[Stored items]
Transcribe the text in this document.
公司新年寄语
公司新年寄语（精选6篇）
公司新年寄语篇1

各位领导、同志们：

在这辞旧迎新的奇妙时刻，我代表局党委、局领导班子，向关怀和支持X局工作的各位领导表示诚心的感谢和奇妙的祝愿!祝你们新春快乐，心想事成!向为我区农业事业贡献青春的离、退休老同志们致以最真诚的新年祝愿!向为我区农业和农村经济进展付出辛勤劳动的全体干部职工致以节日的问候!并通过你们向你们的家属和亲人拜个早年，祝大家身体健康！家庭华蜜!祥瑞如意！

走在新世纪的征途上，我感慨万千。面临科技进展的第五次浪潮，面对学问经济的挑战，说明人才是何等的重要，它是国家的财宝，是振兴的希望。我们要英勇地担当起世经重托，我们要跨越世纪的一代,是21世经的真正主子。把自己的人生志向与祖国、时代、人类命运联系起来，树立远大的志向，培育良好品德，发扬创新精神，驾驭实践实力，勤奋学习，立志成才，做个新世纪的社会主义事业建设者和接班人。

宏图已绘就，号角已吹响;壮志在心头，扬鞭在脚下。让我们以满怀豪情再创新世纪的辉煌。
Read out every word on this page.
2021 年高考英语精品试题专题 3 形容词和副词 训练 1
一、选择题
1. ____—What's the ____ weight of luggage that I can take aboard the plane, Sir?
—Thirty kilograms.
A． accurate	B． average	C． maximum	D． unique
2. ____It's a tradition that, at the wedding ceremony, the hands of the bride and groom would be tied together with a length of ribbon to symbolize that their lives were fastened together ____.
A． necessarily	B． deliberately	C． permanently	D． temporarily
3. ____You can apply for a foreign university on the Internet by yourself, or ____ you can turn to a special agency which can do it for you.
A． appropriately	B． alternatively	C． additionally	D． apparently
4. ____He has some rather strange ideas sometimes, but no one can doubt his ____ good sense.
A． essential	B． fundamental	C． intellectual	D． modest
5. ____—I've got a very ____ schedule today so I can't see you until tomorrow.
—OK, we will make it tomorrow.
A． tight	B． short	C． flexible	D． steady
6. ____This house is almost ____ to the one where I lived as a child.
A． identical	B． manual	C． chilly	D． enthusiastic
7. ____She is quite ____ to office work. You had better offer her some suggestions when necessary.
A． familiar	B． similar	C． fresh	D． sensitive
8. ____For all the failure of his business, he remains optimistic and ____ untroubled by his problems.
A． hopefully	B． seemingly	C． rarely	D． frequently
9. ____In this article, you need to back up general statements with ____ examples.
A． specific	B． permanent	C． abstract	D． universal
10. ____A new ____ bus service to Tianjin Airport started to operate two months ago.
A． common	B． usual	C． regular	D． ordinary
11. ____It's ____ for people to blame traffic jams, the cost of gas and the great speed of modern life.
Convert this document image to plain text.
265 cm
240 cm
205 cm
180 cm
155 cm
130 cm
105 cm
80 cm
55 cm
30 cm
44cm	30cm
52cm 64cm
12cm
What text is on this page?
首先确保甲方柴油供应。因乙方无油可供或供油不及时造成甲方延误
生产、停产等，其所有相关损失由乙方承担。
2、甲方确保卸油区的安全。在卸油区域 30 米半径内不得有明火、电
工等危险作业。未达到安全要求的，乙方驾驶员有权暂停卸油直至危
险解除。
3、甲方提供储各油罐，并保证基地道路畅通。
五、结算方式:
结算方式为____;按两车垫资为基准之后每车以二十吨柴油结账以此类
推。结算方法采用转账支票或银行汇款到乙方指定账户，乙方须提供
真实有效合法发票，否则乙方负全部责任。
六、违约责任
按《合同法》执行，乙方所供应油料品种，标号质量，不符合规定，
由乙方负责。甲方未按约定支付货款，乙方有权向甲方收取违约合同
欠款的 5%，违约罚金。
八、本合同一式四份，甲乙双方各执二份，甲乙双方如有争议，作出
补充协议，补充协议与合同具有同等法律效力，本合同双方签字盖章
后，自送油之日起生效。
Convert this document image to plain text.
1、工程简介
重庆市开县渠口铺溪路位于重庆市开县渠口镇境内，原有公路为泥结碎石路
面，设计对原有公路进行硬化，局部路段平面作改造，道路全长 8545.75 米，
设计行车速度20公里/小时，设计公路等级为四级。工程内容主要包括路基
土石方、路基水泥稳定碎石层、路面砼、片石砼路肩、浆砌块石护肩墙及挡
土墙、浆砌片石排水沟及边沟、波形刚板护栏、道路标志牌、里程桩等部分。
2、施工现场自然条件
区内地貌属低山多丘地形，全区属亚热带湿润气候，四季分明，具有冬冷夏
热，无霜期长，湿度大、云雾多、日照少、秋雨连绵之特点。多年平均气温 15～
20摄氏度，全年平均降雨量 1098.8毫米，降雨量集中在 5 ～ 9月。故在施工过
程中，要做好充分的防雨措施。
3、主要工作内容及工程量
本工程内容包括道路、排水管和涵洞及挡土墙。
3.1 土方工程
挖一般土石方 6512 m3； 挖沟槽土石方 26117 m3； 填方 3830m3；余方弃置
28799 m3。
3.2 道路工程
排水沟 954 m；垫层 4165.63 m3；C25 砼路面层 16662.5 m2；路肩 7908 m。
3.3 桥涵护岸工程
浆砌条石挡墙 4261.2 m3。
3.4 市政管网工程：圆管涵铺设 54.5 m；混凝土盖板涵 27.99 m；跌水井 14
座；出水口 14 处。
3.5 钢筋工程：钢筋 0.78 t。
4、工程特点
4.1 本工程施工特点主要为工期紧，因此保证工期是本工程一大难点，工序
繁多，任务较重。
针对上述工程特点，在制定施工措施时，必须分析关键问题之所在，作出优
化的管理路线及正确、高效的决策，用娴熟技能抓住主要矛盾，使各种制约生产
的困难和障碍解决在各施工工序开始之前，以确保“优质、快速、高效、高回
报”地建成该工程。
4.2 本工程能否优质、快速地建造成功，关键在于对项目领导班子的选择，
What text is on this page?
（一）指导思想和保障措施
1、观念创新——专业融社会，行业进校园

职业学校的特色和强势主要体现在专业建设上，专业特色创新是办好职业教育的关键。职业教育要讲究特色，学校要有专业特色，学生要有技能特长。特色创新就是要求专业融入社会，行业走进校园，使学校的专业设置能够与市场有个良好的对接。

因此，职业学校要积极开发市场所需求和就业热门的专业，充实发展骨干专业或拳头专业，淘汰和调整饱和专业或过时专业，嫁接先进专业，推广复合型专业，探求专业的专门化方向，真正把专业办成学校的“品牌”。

Task directions » Retype the entries one by one, exactly.

The answer »
Transcribe the text in this document.
公司新年寄语
公司新年寄语（精选6篇）
公司新年寄语篇1

各位领导、同志们：

在这辞旧迎新的奇妙时刻，我代表局党委、局领导班子，向关怀和支持X局工作的各位领导表示诚心的感谢和奇妙的祝愿!祝你们新春快乐，心想事成!向为我区农业事业贡献青春的离、退休老同志们致以最真诚的新年祝愿!向为我区农业和农村经济进展付出辛勤劳动的全体干部职工致以节日的问候!并通过你们向你们的家属和亲人拜个早年，祝大家身体健康！家庭华蜜!祥瑞如意！

走在新世纪的征途上，我感慨万千。面临科技进展的第五次浪潮，面对学问经济的挑战，说明人才是何等的重要，它是国家的财宝，是振兴的希望。我们要英勇地担当起世经重托，我们要跨越世纪的一代,是21世经的真正主子。把自己的人生志向与祖国、时代、人类命运联系起来，树立远大的志向，培育良好品德，发扬创新精神，驾驭实践实力，勤奋学习，立志成才，做个新世纪的社会主义事业建设者和接班人。

宏图已绘就，号角已吹响;壮志在心头，扬鞭在脚下。让我们以满怀豪情再创新世纪的辉煌。
Read out every word on this page.
2021 年高考英语精品试题专题 3 形容词和副词 训练 1
一、选择题
1. ____—What's the ____ weight of luggage that I can take aboard the plane, Sir?
—Thirty kilograms.
A． accurate	B． average	C． maximum	D． unique
2. ____It's a tradition that, at the wedding ceremony, the hands of the bride and groom would be tied together with a length of ribbon to symbolize that their lives were fastened together ____.
A． necessarily	B． deliberately	C． permanently	D． temporarily
3. ____You can apply for a foreign university on the Internet by yourself, or ____ you can turn to a special agency which can do it for you.
A． appropriately	B． alternatively	C． additionally	D． apparently
4. ____He has some rather strange ideas sometimes, but no one can doubt his ____ good sense.
A． essential	B． fundamental	C． intellectual	D． modest
5. ____—I've got a very ____ schedule today so I can't see you until tomorrow.
—OK, we will make it tomorrow.
A． tight	B． short	C． flexible	D． steady
6. ____This house is almost ____ to the one where I lived as a child.
A． identical	B． manual	C． chilly	D． enthusiastic
7. ____She is quite ____ to office work. You had better offer her some suggestions when necessary.
A． familiar	B． similar	C． fresh	D． sensitive
8. ____For all the failure of his business, he remains optimistic and ____ untroubled by his problems.
A． hopefully	B． seemingly	C． rarely	D． frequently
9. ____In this article, you need to back up general statements with ____ examples.
A． specific	B． permanent	C． abstract	D． universal
10. ____A new ____ bus service to Tianjin Airport started to operate two months ago.
A． common	B． usual	C． regular	D． ordinary
11. ____It's ____ for people to blame traffic jams, the cost of gas and the great speed of modern life.
Convert this document image to plain text.
265 cm
240 cm
205 cm
180 cm
155 cm
130 cm
105 cm
80 cm
55 cm
30 cm
44cm	30cm
52cm 64cm
12cm
What text is on this page?
首先确保甲方柴油供应。因乙方无油可供或供油不及时造成甲方延误
生产、停产等，其所有相关损失由乙方承担。
2、甲方确保卸油区的安全。在卸油区域 30 米半径内不得有明火、电
工等危险作业。未达到安全要求的，乙方驾驶员有权暂停卸油直至危
险解除。
3、甲方提供储各油罐，并保证基地道路畅通。
五、结算方式:
结算方式为____;按两车垫资为基准之后每车以二十吨柴油结账以此类
推。结算方法采用转账支票或银行汇款到乙方指定账户，乙方须提供
真实有效合法发票，否则乙方负全部责任。
六、违约责任
按《合同法》执行，乙方所供应油料品种，标号质量，不符合规定，
由乙方负责。甲方未按约定支付货款，乙方有权向甲方收取违约合同
欠款的 5%，违约罚金。
八、本合同一式四份，甲乙双方各执二份，甲乙双方如有争议，作出
补充协议，补充协议与合同具有同等法律效力，本合同双方签字盖章
后，自送油之日起生效。
Convert this document image to plain text.
1、工程简介
重庆市开县渠口铺溪路位于重庆市开县渠口镇境内，原有公路为泥结碎石路
面，设计对原有公路进行硬化，局部路段平面作改造，道路全长 8545.75 米，
设计行车速度20公里/小时，设计公路等级为四级。工程内容主要包括路基
土石方、路基水泥稳定碎石层、路面砼、片石砼路肩、浆砌块石护肩墙及挡
土墙、浆砌片石排水沟及边沟、波形刚板护栏、道路标志牌、里程桩等部分。
2、施工现场自然条件
区内地貌属低山多丘地形，全区属亚热带湿润气候，四季分明，具有冬冷夏
热，无霜期长，湿度大、云雾多、日照少、秋雨连绵之特点。多年平均气温 15～
20摄氏度，全年平均降雨量 1098.8毫米，降雨量集中在 5 ～ 9月。故在施工过
程中，要做好充分的防雨措施。
3、主要工作内容及工程量
本工程内容包括道路、排水管和涵洞及挡土墙。
3.1 土方工程
挖一般土石方 6512 m3； 挖沟槽土石方 26117 m3； 填方 3830m3；余方弃置
28799 m3。
3.2 道路工程
排水沟 954 m；垫层 4165.63 m3；C25 砼路面层 16662.5 m2；路肩 7908 m。
3.3 桥涵护岸工程
浆砌条石挡墙 4261.2 m3。
3.4 市政管网工程：圆管涵铺设 54.5 m；混凝土盖板涵 27.99 m；跌水井 14
座；出水口 14 处。
3.5 钢筋工程：钢筋 0.78 t。
4、工程特点
4.1 本工程施工特点主要为工期紧，因此保证工期是本工程一大难点，工序
繁多，任务较重。
针对上述工程特点，在制定施工措施时，必须分析关键问题之所在，作出优
化的管理路线及正确、高效的决策，用娴熟技能抓住主要矛盾，使各种制约生产
的困难和障碍解决在各施工工序开始之前，以确保“优质、快速、高效、高回
报”地建成该工程。
4.2 本工程能否优质、快速地建造成功，关键在于对项目领导班子的选择，
What text is on this page?
（一）指导思想和保障措施
1、观念创新——专业融社会，行业进校园

职业学校的特色和强势主要体现在专业建设上，专业特色创新是办好职业教育的关键。职业教育要讲究特色，学校要有专业特色，学生要有技能特长。特色创新就是要求专业融入社会，行业走进校园，使学校的专业设置能够与市场有个良好的对接。

因此，职业学校要积极开发市场所需求和就业热门的专业，充实发展骨干专业或拳头专业，淘汰和调整饱和专业或过时专业，嫁接先进专业，推广复合型专业，探求专业的专门化方向，真正把专业办成学校的“品牌”。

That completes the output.